BRIEF: Below is a listing. Gather each line of it that contains "amplitude".

── MATERIAL TO PROCESS ──

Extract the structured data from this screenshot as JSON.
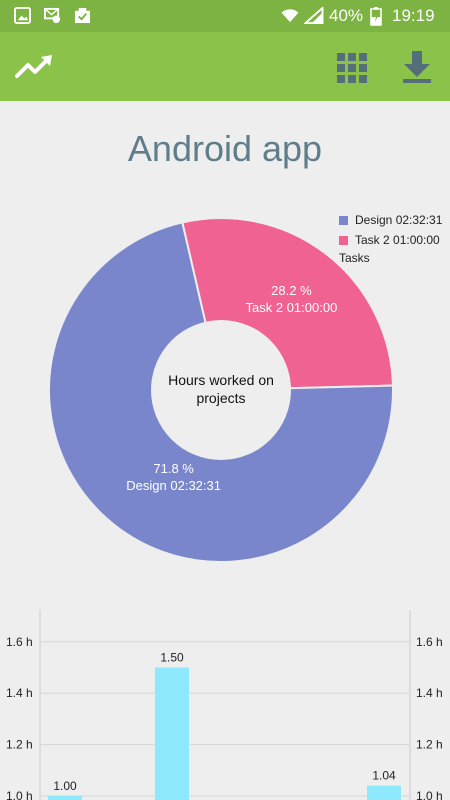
{
  "status_bar": {
    "battery_text": "40%",
    "time": "19:19",
    "icons": [
      "image-notification-icon",
      "mail-sync-icon",
      "task-done-icon",
      "wifi-icon",
      "signal-icon",
      "battery-charging-icon"
    ]
  },
  "toolbar": {
    "icons": [
      "trending-up-icon",
      "grid-icon",
      "download-icon"
    ]
  },
  "page": {
    "title": "Android app"
  },
  "colors": {
    "status_bar": "#7cb342",
    "toolbar": "#8bc34a",
    "design": "#7986cb",
    "task2": "#f06292",
    "bar": "#8de9fb",
    "title": "#5f7d8a"
  },
  "chart_data": [
    {
      "type": "pie",
      "center_text": "Hours worked on projects",
      "legend_title": "Tasks",
      "legend_position": "top-right",
      "slices": [
        {
          "name": "Design 02:32:31",
          "label": "Design 02:32:31",
          "percent_label": "71.8 %",
          "value": 71.8,
          "color": "#7986cb"
        },
        {
          "name": "Task 2 01:00:00",
          "label": "Task 2 01:00:00",
          "percent_label": "28.2 %",
          "value": 28.2,
          "color": "#f06292"
        }
      ]
    },
    {
      "type": "bar",
      "values": [
        1.0,
        1.5,
        1.04
      ],
      "value_labels": [
        "1.00",
        "1.50",
        "1.04"
      ],
      "y_ticks": [
        "1.0 h",
        "1.2 h",
        "1.4 h",
        "1.6 h"
      ],
      "y_tick_values": [
        1.0,
        1.2,
        1.4,
        1.6
      ],
      "ylim": [
        1.0,
        1.7
      ],
      "grid": true
    }
  ]
}
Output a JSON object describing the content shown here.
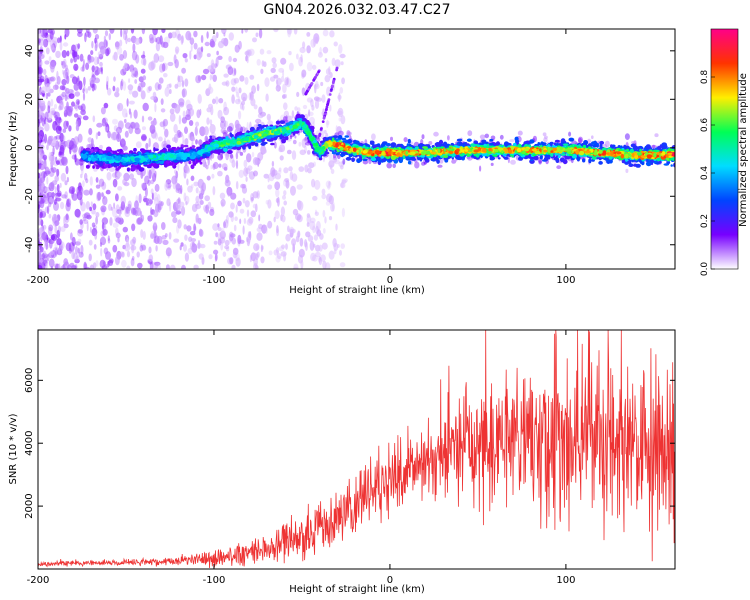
{
  "title": "GN04.2026.032.03.47.C27",
  "colors": {
    "snr_line": "#ee3333",
    "axis": "#000000",
    "background": "#ffffff"
  },
  "chart_data": [
    {
      "type": "heatmap",
      "name": "spectrogram",
      "xlabel": "Height of straight line (km)",
      "ylabel": "Frequency (Hz)",
      "xlim": [
        -200,
        162
      ],
      "ylim": [
        -50,
        49
      ],
      "xticks": [
        -200,
        -100,
        0,
        100
      ],
      "yticks": [
        -40,
        -20,
        0,
        20,
        40
      ],
      "xtick_labels": [
        "-200",
        "-100",
        "0",
        "100"
      ],
      "ytick_labels": [
        "-40",
        "-20",
        "0",
        "20",
        "40"
      ],
      "colorbar": {
        "label": "Normalized spectral amplitude",
        "range": [
          0,
          1
        ],
        "ticks": [
          0.0,
          0.2,
          0.4,
          0.6,
          0.8
        ],
        "tick_labels": [
          "0.0",
          "0.2",
          "0.4",
          "0.6",
          "0.8"
        ],
        "colormap": [
          "#ffffff",
          "#7700ff",
          "#0044ff",
          "#00ddff",
          "#00ff55",
          "#ffee00",
          "#ff3300",
          "#ff0088"
        ]
      },
      "ridge": {
        "x": [
          -200,
          -170,
          -150,
          -130,
          -110,
          -100,
          -90,
          -80,
          -70,
          -60,
          -50,
          -45,
          -40,
          -35,
          -30,
          -20,
          -10,
          0,
          20,
          40,
          60,
          80,
          100,
          120,
          140,
          162
        ],
        "freq": [
          0,
          -4,
          -5,
          -4,
          -3,
          1,
          2,
          4,
          6,
          7,
          10,
          5,
          -2,
          2,
          1,
          -1,
          -2,
          -2,
          -2,
          -1,
          -1,
          -1,
          -1,
          -2,
          -3,
          -3
        ],
        "amplitude": [
          0.3,
          0.4,
          0.45,
          0.5,
          0.4,
          0.55,
          0.6,
          0.6,
          0.65,
          0.6,
          0.55,
          0.55,
          0.6,
          0.75,
          0.85,
          0.8,
          0.8,
          0.85,
          0.8,
          0.8,
          0.75,
          0.8,
          0.75,
          0.8,
          0.8,
          0.85
        ]
      }
    },
    {
      "type": "line",
      "name": "snr",
      "xlabel": "Height of straight line (km)",
      "ylabel": "SNR (10 * v/v)",
      "xlim": [
        -200,
        162
      ],
      "ylim": [
        0,
        7600
      ],
      "xticks": [
        -200,
        -100,
        0,
        100
      ],
      "yticks": [
        2000,
        4000,
        6000
      ],
      "xtick_labels": [
        "-200",
        "-100",
        "0",
        "100"
      ],
      "ytick_labels": [
        "2000",
        "4000",
        "6000"
      ],
      "envelope": {
        "x": [
          -200,
          -150,
          -120,
          -100,
          -80,
          -60,
          -40,
          -25,
          -15,
          -5,
          0,
          10,
          20,
          30,
          40,
          60,
          80,
          100,
          120,
          140,
          162
        ],
        "mean": [
          150,
          200,
          250,
          350,
          500,
          800,
          1300,
          1800,
          2300,
          2500,
          2700,
          3000,
          3300,
          3700,
          3900,
          4000,
          4000,
          3900,
          4000,
          3800,
          3500
        ],
        "spread": [
          70,
          100,
          150,
          250,
          350,
          550,
          800,
          900,
          900,
          900,
          900,
          1000,
          1100,
          1500,
          1700,
          2000,
          2300,
          2500,
          2700,
          2800,
          2600
        ]
      }
    }
  ]
}
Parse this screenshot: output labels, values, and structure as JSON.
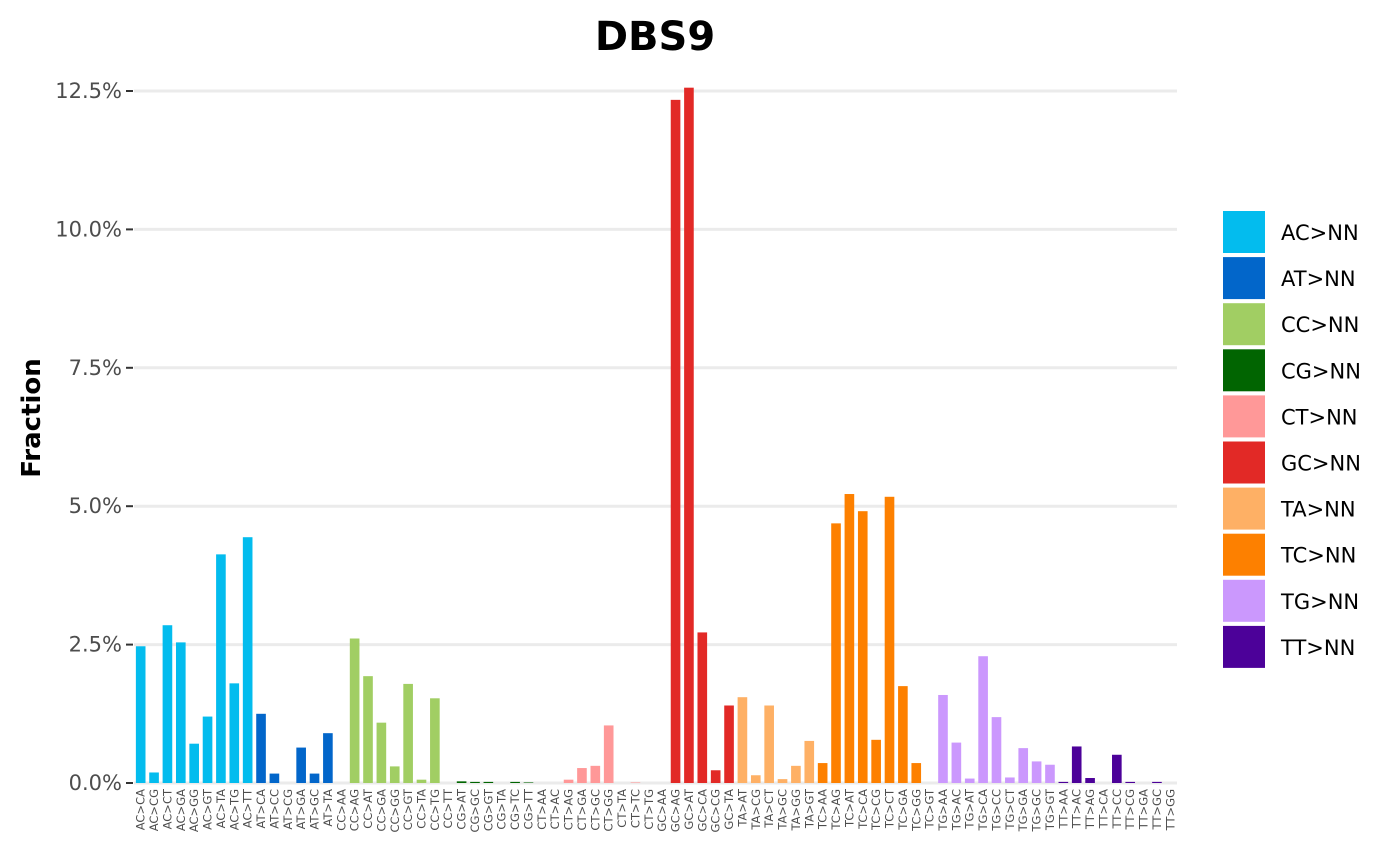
{
  "chart_data": {
    "type": "bar",
    "title": "DBS9",
    "xlabel": "",
    "ylabel": "Fraction",
    "ylim": [
      0,
      0.125
    ],
    "yticks": [
      0,
      0.025,
      0.05,
      0.075,
      0.1,
      0.125
    ],
    "ytick_labels": [
      "0.0%",
      "2.5%",
      "5.0%",
      "7.5%",
      "10.0%",
      "12.5%"
    ],
    "grid": true,
    "legend_position": "right",
    "groups": [
      {
        "name": "AC>NN",
        "color": "#03BCEE"
      },
      {
        "name": "AT>NN",
        "color": "#0266CA"
      },
      {
        "name": "CC>NN",
        "color": "#A1CE63"
      },
      {
        "name": "CG>NN",
        "color": "#016501"
      },
      {
        "name": "CT>NN",
        "color": "#FF9898"
      },
      {
        "name": "GC>NN",
        "color": "#E22926"
      },
      {
        "name": "TA>NN",
        "color": "#FEB065"
      },
      {
        "name": "TC>NN",
        "color": "#FD8000"
      },
      {
        "name": "TG>NN",
        "color": "#CB98FD"
      },
      {
        "name": "TT>NN",
        "color": "#4C0199"
      }
    ],
    "categories": [
      "AC>CA",
      "AC>CG",
      "AC>CT",
      "AC>GA",
      "AC>GG",
      "AC>GT",
      "AC>TA",
      "AC>TG",
      "AC>TT",
      "AT>CA",
      "AT>CC",
      "AT>CG",
      "AT>GA",
      "AT>GC",
      "AT>TA",
      "CC>AA",
      "CC>AG",
      "CC>AT",
      "CC>GA",
      "CC>GG",
      "CC>GT",
      "CC>TA",
      "CC>TG",
      "CC>TT",
      "CG>AT",
      "CG>GC",
      "CG>GT",
      "CG>TA",
      "CG>TC",
      "CG>TT",
      "CT>AA",
      "CT>AC",
      "CT>AG",
      "CT>GA",
      "CT>GC",
      "CT>GG",
      "CT>TA",
      "CT>TC",
      "CT>TG",
      "GC>AA",
      "GC>AG",
      "GC>AT",
      "GC>CA",
      "GC>CG",
      "GC>TA",
      "TA>AT",
      "TA>CG",
      "TA>CT",
      "TA>GC",
      "TA>GG",
      "TA>GT",
      "TC>AA",
      "TC>AG",
      "TC>AT",
      "TC>CA",
      "TC>CG",
      "TC>CT",
      "TC>GA",
      "TC>GG",
      "TC>GT",
      "TG>AA",
      "TG>AC",
      "TG>AT",
      "TG>CA",
      "TG>CC",
      "TG>CT",
      "TG>GA",
      "TG>GC",
      "TG>GT",
      "TT>AA",
      "TT>AC",
      "TT>AG",
      "TT>CA",
      "TT>CC",
      "TT>CG",
      "TT>GA",
      "TT>GC",
      "TT>GG"
    ],
    "group_index": [
      0,
      0,
      0,
      0,
      0,
      0,
      0,
      0,
      0,
      1,
      1,
      1,
      1,
      1,
      1,
      2,
      2,
      2,
      2,
      2,
      2,
      2,
      2,
      2,
      3,
      3,
      3,
      3,
      3,
      3,
      4,
      4,
      4,
      4,
      4,
      4,
      4,
      4,
      4,
      5,
      5,
      5,
      5,
      5,
      5,
      6,
      6,
      6,
      6,
      6,
      6,
      7,
      7,
      7,
      7,
      7,
      7,
      7,
      7,
      7,
      8,
      8,
      8,
      8,
      8,
      8,
      8,
      8,
      8,
      9,
      9,
      9,
      9,
      9,
      9,
      9,
      9,
      9
    ],
    "values": [
      0.0247,
      0.0019,
      0.0285,
      0.0254,
      0.0071,
      0.012,
      0.0413,
      0.018,
      0.0444,
      0.0125,
      0.0017,
      0.0,
      0.0064,
      0.0017,
      0.009,
      0.0,
      0.0261,
      0.0193,
      0.0109,
      0.003,
      0.0179,
      0.0006,
      0.0153,
      0.0,
      0.0003,
      0.0002,
      0.0002,
      0.0,
      0.0002,
      0.0001,
      0.0,
      0.0,
      0.0006,
      0.0027,
      0.0031,
      0.0104,
      0.0,
      0.0001,
      0.0,
      0.0,
      0.1234,
      0.1256,
      0.0272,
      0.0023,
      0.014,
      0.0155,
      0.0014,
      0.014,
      0.0007,
      0.0031,
      0.0076,
      0.0036,
      0.0469,
      0.0522,
      0.0491,
      0.0078,
      0.0517,
      0.0175,
      0.0036,
      0.0,
      0.0159,
      0.0073,
      0.0008,
      0.0229,
      0.0119,
      0.001,
      0.0063,
      0.0039,
      0.0033,
      0.0002,
      0.0066,
      0.0009,
      0.0,
      0.0051,
      0.0002,
      0.0,
      0.0002,
      0.0
    ]
  }
}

───

RESULT OF THIS TASK:
        "label": "Normalized spectral amplitude",
        "amplitude": [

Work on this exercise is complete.